**WHAT IS BEING ASKED**
Find the word "Eeklo" in the material below and gather every line that contains it.

-- MATERIAL SHOWN start --

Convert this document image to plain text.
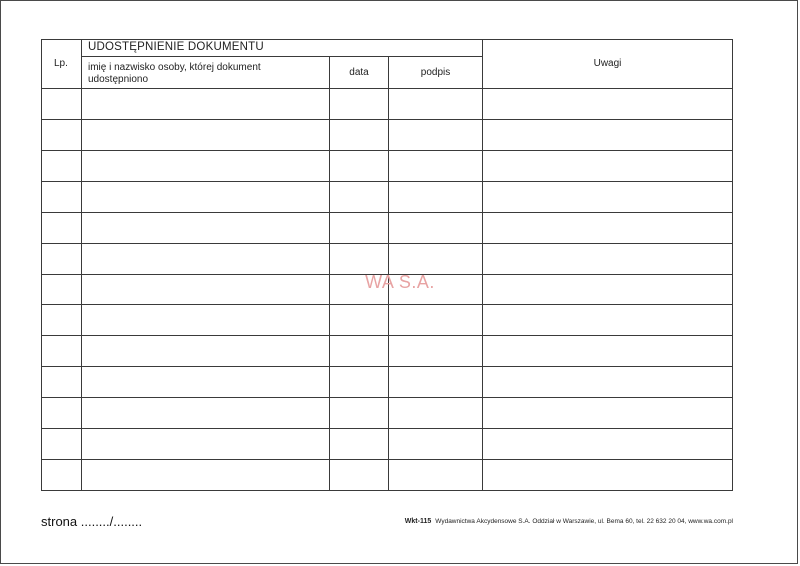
Lp.
UDOSTĘPNIENIE DOKUMENTU
imię i nazwisko osoby, której dokument udostępniono
data	podpis
Uwagi
WA S.A.
strona ......../........	Wkt-115 Wydawnictwa Akcydensowe S.A. Oddział w Warszawie, ul. Bema 60, tel. 22 632 20 04, www.wa.com.pl
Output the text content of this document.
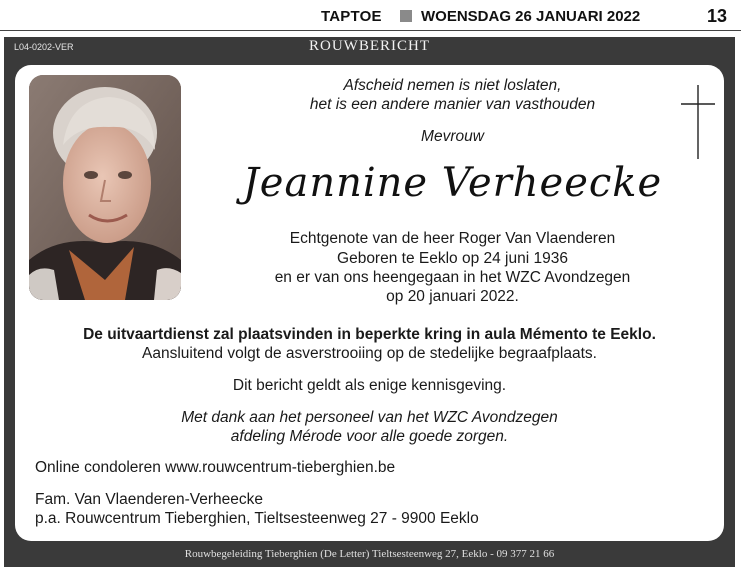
TAPTOE	WOENSDAG 26 JANUARI 2022	13
L04-0202-VER	ROUWBERICHT
Afscheid nemen is niet loslaten,
het is een andere manier van vasthouden
Mevrouw
Jeannine Verheecke
Echtgenote van de heer Roger Van Vlaenderen
Geboren te Eeklo op 24 juni 1936
en er van ons heengegaan in het WZC Avondzegen
op 20 januari 2022.
De uitvaartdienst zal plaatsvinden in beperkte kring in aula Mémento te Eeklo.
Aansluitend volgt de asverstrooiing op de stedelijke begraafplaats.
Dit bericht geldt als enige kennisgeving.
Met dank aan het personeel van het WZC Avondzegen
afdeling Mérode voor alle goede zorgen.
Online condoleren www.rouwcentrum-tieberghien.be
Fam. Van Vlaenderen-Verheecke
p.a. Rouwcentrum Tieberghien, Tieltsesteenweg 27 - 9900 Eeklo
Rouwbegeleiding Tieberghien (De Letter) Tieltsesteenweg 27, Eeklo - 09 377 21 66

-- MATERIAL SHOWN end --

**RESPONSE**
Geboren te Eeklo op 24 juni 1936
De uitvaartdienst zal plaatsvinden in beperkte kring in aula Mémento te Eeklo.
p.a. Rouwcentrum Tieberghien, Tieltsesteenweg 27 - 9900 Eeklo
Rouwbegeleiding Tieberghien (De Letter) Tieltsesteenweg 27, Eeklo - 09 377 21 66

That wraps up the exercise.